▶ _SELECTION_
══════════════════════════════
Untamed

Untamed

Susi Jirkuff’s “Wild Wood”

– an essay by Andréa Picard

“What have I, what have I, what have I done to deserve this?
What have I, what have I, what have I done to deserve this?
What have I, what have I, what have I …” –The Pet Shop Boys

It is impossible not to look up, up at the tree, the talking tree stuck in a bulky, square video monitor oddly perched on a white plywood branch of a white column in the basement of the Vienna Secession.  While the tree is ostensibly speaking to another tree—perched on an adjacent white column-cum-branch— one has the distinct impression that the tree is addressing them with its frustrated banter about being stuck, both literally and metaphorically immobilized
. In fact, there are three trees in that tall, spartan forest, whose abstracted triangular space creates an area of congregation for the viewer, caught in the middle of a tragi-absurdist conversation. The niched foreground—a painted wallpaper tableau that strangely recalls the moody, somewhat ominous brush in Bambi—implies a paradoxical flatness and depth with its wild branches and recessed perspective. The illusory nature of the scene is both drained and re-invigorated as we move through the space, consistently interpolated by the slang repartee between the trio of trees—these “boyz in the woods” trapped in their high-hood.

Susi Jirkuff clearly has a playful sense of humour, wry intelligence and elastic range of talent, all of which was on display in her solo exhibition, “Wild Wood” at the Secession. Her mixed media installations, which often include animation, painting, illustration and sculptural elements, draw upon contemporary cinema and pop music references, and their attendant, unavoidable mediation in order to uncannily combine and fold these into one another. What Jirkuff invents and conceives of is recognizable – in some cases deeply familiar to us— and yet the scenarios within these fascinating worlds exist as something entirely new, born of a capacious imagination and a reductive, but no less enchanting style. “Wild Wood” is deceptively, even mesmerizingly simple. Spread sequentially over the three lower-level rooms of the Secession, the exhibition unfolds serially in time as the viewer walks through it, successive atmospheric layers accruing with each ambulatory step and with each staggered hesitation: From the peculiar, confrontational tone of the first room, to the Beckettian ambiance and scarceness of the second with its quizzical, barebones bus shelter and its sidekick empty bench upon which is projected the form of a small boulder, to the ultimate room, where an innocent, airy ebullience reigns despite the protruding, crisscrossing forms which swallow up a sizeable quotient of the room’s volumetric space and impede easy access to its jittery, forest of green.
══════════════════════════════
▶ _WHAT THE TASK ASKS_
According to the essay on "Wild Wood," what is projected onto the empty bench in the second room?
══════════════════════════════
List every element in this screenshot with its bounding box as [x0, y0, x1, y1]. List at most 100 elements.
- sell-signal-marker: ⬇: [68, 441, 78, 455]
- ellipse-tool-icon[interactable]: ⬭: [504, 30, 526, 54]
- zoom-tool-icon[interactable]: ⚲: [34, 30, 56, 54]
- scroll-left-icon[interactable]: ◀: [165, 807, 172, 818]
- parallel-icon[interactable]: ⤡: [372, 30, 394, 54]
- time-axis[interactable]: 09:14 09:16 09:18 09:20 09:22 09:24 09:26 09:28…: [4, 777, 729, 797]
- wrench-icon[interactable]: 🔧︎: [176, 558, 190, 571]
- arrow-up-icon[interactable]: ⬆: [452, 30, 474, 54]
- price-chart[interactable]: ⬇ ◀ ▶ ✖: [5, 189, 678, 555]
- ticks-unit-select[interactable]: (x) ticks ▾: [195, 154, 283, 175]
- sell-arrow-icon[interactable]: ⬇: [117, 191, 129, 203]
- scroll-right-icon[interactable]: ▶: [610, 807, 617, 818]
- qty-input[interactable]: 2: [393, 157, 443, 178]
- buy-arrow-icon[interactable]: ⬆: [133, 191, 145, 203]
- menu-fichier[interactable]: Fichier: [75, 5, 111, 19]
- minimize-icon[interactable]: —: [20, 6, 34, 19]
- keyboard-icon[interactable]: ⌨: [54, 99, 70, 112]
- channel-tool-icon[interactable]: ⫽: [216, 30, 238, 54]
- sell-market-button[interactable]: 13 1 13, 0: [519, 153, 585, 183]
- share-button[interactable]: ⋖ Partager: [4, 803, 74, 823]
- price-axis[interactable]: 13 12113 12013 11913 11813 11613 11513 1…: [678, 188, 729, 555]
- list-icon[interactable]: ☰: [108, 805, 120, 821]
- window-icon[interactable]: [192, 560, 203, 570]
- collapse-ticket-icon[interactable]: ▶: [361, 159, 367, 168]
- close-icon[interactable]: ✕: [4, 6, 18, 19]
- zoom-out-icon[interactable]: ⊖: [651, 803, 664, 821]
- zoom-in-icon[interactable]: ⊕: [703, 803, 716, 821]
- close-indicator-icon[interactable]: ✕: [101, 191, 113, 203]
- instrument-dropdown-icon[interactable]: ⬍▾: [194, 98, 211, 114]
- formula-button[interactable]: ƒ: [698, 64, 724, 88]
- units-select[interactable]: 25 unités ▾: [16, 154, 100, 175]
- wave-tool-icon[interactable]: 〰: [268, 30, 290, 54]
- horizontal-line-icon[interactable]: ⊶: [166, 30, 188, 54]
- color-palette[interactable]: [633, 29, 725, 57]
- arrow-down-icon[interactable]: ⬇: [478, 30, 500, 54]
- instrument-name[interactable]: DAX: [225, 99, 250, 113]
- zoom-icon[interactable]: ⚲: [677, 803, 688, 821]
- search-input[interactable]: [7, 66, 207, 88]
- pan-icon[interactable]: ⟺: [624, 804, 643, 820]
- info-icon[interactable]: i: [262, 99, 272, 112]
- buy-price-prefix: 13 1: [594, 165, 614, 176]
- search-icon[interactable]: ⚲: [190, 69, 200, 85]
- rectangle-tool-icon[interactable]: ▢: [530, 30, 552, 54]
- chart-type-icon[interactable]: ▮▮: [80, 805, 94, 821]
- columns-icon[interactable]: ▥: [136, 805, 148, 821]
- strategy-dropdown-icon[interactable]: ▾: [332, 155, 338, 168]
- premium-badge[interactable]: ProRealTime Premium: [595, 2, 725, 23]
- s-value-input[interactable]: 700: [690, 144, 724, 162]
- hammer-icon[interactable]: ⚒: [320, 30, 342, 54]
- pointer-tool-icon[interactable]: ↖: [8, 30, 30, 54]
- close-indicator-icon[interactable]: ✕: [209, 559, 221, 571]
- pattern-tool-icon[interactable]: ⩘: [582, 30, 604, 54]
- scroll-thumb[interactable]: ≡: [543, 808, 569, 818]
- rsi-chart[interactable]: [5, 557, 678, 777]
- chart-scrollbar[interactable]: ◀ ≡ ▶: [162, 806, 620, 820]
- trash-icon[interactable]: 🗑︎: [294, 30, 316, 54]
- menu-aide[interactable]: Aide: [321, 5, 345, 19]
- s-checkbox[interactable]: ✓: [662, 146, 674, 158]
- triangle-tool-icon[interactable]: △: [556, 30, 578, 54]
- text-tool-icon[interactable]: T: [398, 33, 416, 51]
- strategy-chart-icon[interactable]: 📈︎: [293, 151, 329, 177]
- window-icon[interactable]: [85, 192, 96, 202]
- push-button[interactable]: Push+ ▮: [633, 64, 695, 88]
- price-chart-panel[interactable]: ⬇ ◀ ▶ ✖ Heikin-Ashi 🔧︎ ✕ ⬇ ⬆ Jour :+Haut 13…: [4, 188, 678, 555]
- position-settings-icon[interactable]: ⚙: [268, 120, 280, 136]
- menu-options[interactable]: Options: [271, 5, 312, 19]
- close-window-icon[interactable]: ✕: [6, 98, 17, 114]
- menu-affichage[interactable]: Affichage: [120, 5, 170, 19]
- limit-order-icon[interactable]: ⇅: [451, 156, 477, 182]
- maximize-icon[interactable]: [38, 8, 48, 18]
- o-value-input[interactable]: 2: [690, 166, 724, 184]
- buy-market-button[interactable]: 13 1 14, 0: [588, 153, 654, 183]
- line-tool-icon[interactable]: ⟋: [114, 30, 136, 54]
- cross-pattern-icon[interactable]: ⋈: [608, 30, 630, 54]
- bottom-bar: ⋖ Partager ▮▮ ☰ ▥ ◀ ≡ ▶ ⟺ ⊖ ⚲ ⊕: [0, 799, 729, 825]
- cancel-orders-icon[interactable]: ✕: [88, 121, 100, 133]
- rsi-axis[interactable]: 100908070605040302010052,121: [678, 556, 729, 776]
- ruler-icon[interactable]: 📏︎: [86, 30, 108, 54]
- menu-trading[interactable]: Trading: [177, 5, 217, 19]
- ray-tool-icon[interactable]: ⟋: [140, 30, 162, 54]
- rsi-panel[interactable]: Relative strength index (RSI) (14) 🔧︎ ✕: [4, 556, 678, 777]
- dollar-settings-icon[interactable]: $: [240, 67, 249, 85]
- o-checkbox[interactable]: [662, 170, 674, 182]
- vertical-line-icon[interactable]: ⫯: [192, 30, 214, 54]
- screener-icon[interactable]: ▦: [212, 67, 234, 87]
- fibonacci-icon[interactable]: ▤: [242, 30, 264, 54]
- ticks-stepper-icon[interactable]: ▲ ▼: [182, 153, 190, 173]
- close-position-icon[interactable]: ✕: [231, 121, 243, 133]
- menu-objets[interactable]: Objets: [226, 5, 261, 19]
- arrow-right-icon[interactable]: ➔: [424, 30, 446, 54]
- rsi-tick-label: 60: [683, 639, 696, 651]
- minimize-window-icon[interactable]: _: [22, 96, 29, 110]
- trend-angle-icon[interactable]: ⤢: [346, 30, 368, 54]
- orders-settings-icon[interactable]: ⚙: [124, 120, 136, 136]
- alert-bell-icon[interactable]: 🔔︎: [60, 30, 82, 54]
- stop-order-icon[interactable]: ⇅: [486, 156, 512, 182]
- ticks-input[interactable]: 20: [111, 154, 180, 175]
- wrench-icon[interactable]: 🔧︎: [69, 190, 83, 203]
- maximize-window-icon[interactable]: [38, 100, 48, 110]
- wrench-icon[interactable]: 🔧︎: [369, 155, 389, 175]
══════════════════════════════
▶ _TASK SOLUTION_
The form of a small boulder.